> [Written problem] Track down each line that has the word "请检查文件是否存在" and copy it.

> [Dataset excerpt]
'''
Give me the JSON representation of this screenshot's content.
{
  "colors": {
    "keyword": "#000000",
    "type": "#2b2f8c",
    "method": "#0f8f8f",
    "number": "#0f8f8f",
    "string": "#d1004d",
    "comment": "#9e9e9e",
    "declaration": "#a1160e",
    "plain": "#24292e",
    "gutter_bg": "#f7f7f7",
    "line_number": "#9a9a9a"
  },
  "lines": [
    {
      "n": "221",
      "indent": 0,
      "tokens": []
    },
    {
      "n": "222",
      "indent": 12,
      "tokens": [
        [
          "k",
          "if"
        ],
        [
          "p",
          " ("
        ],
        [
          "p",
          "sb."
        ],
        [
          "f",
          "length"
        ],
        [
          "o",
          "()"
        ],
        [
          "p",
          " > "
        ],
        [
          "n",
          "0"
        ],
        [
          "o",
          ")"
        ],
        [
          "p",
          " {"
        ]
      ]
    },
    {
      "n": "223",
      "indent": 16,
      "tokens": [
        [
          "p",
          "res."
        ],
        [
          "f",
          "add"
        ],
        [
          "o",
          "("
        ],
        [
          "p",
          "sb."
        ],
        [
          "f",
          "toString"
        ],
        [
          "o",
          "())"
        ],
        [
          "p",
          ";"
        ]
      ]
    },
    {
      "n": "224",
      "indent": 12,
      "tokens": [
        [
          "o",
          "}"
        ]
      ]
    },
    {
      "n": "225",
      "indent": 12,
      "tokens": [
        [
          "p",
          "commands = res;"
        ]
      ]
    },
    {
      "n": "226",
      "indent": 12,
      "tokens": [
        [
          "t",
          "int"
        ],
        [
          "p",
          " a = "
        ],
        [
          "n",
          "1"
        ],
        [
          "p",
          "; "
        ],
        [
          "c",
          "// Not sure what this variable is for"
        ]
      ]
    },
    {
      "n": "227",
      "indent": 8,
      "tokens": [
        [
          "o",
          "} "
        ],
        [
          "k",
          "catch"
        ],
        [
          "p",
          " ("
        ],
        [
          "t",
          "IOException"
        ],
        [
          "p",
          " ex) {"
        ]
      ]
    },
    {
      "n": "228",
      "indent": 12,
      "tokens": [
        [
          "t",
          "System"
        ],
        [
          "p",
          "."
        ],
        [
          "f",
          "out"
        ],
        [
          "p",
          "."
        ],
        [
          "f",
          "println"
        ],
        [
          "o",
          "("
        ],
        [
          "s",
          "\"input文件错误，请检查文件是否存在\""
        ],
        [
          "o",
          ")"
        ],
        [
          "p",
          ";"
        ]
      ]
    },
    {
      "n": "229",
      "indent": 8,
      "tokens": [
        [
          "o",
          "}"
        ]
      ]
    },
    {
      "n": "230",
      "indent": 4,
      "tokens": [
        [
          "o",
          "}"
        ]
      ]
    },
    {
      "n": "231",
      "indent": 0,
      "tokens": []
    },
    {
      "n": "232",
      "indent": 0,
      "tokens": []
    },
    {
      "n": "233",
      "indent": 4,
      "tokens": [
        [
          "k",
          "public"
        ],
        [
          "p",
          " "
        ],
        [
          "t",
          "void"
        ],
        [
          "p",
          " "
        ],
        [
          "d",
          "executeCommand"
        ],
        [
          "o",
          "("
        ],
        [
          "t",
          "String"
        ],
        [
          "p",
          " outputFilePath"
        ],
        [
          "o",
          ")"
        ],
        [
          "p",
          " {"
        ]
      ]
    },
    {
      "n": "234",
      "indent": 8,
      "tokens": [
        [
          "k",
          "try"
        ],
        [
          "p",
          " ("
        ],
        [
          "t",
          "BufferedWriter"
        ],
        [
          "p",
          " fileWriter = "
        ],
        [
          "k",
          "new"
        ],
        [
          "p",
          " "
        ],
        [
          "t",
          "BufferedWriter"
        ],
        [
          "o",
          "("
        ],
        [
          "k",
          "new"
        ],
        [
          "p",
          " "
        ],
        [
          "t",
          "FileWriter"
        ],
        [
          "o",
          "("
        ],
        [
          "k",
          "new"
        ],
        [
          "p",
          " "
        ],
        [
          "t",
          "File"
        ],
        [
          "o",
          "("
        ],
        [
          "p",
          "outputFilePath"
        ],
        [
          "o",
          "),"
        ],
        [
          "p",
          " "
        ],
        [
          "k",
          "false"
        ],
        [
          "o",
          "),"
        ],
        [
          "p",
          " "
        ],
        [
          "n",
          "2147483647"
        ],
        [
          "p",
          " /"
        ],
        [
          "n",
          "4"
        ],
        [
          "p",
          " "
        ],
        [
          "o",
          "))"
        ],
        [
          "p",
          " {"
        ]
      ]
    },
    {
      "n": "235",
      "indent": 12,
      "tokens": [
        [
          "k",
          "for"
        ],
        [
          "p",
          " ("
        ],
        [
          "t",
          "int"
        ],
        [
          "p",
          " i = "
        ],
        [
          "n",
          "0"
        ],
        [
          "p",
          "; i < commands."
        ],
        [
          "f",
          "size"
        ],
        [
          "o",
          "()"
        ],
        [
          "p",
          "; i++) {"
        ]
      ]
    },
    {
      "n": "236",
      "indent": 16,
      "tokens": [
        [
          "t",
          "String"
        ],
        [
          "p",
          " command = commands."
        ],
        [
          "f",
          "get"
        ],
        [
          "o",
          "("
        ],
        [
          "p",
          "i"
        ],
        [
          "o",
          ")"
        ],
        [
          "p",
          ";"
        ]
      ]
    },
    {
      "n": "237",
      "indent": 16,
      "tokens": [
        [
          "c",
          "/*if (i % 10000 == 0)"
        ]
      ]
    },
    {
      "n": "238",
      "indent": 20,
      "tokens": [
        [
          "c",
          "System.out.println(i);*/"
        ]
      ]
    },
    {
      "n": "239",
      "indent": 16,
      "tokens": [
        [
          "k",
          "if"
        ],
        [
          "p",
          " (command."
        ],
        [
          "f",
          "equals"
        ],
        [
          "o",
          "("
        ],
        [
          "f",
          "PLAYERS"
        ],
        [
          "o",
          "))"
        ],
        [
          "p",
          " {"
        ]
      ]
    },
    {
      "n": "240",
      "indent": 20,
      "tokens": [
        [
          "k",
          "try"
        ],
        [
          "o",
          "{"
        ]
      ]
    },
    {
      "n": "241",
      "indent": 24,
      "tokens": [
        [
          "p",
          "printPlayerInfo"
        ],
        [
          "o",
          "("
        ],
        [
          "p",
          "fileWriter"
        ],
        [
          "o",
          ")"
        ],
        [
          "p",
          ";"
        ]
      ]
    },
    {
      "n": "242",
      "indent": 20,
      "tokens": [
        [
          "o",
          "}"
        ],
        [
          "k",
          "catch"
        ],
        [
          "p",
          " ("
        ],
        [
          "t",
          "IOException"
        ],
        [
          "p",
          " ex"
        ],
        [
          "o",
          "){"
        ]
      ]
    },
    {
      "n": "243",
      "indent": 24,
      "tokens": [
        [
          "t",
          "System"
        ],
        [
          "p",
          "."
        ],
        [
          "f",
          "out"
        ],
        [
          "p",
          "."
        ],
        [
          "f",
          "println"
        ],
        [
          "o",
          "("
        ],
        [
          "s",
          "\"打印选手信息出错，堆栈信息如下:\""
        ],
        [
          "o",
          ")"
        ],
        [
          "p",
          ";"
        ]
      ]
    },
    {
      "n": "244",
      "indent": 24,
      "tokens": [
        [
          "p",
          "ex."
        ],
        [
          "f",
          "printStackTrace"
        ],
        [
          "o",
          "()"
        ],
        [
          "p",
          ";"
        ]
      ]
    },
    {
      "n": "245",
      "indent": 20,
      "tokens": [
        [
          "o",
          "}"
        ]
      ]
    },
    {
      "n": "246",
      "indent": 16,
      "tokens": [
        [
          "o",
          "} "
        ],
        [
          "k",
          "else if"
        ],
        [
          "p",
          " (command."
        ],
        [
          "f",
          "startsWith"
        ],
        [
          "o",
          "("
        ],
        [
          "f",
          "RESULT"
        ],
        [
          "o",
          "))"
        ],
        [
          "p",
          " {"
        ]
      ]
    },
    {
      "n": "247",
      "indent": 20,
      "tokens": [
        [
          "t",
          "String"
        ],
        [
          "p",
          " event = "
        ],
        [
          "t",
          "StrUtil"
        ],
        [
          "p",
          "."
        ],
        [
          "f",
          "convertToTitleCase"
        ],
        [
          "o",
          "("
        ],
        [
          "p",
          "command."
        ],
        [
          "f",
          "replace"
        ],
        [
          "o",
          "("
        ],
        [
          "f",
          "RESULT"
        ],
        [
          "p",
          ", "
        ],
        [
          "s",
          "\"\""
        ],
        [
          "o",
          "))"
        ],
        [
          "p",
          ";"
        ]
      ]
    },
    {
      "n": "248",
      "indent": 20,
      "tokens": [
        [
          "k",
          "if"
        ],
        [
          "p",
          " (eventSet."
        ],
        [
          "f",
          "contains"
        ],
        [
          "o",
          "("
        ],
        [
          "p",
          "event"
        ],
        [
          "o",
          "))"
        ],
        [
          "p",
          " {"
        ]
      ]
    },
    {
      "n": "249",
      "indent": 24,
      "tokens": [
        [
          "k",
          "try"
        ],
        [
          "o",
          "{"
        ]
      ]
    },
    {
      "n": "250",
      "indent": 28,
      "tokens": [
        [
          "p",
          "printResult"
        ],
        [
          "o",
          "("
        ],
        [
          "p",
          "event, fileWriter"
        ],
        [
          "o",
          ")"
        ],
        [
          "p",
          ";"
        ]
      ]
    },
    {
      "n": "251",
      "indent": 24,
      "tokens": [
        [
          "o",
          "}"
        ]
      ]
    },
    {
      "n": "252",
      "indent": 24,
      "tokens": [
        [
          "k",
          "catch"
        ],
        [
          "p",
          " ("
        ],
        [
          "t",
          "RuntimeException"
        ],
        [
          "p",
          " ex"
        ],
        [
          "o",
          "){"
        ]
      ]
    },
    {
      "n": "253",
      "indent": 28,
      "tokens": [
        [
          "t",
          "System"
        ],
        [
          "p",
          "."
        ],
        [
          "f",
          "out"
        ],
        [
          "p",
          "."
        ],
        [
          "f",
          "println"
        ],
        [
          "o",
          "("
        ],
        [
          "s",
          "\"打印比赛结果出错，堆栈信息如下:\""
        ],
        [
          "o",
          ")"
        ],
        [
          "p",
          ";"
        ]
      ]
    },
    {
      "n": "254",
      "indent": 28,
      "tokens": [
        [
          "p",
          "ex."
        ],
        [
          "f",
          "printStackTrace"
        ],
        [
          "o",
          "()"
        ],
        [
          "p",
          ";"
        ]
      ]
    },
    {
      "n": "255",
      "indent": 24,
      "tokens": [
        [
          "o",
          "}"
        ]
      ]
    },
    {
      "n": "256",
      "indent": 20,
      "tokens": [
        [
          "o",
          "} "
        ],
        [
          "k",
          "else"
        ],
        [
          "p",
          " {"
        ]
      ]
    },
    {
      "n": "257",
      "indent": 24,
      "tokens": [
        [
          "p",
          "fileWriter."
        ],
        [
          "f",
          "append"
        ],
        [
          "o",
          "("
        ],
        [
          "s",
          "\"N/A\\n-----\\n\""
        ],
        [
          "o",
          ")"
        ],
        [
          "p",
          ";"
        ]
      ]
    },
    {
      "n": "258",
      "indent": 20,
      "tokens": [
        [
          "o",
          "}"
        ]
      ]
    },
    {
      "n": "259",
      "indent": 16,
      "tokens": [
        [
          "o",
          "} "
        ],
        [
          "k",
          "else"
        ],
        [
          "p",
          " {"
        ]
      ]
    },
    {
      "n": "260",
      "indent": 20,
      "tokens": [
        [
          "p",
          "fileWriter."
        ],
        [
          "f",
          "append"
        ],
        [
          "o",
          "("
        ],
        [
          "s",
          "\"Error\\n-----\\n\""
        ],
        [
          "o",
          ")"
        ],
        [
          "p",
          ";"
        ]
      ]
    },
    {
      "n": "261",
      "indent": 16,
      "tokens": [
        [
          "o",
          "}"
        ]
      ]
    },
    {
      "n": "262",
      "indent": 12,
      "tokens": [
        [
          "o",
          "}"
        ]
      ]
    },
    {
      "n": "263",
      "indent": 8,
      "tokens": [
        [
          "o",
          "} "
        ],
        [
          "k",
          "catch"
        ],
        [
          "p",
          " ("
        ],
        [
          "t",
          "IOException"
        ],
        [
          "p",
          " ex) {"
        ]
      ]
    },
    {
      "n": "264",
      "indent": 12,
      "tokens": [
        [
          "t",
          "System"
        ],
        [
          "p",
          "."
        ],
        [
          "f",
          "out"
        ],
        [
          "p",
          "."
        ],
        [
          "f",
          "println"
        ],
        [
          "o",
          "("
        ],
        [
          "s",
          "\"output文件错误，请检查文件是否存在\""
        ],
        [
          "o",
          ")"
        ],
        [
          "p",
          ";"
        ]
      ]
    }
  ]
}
'''
> [Exercise output]
          "\"input文件错误，请检查文件是否存在\""
          "\"output文件错误，请检查文件是否存在\""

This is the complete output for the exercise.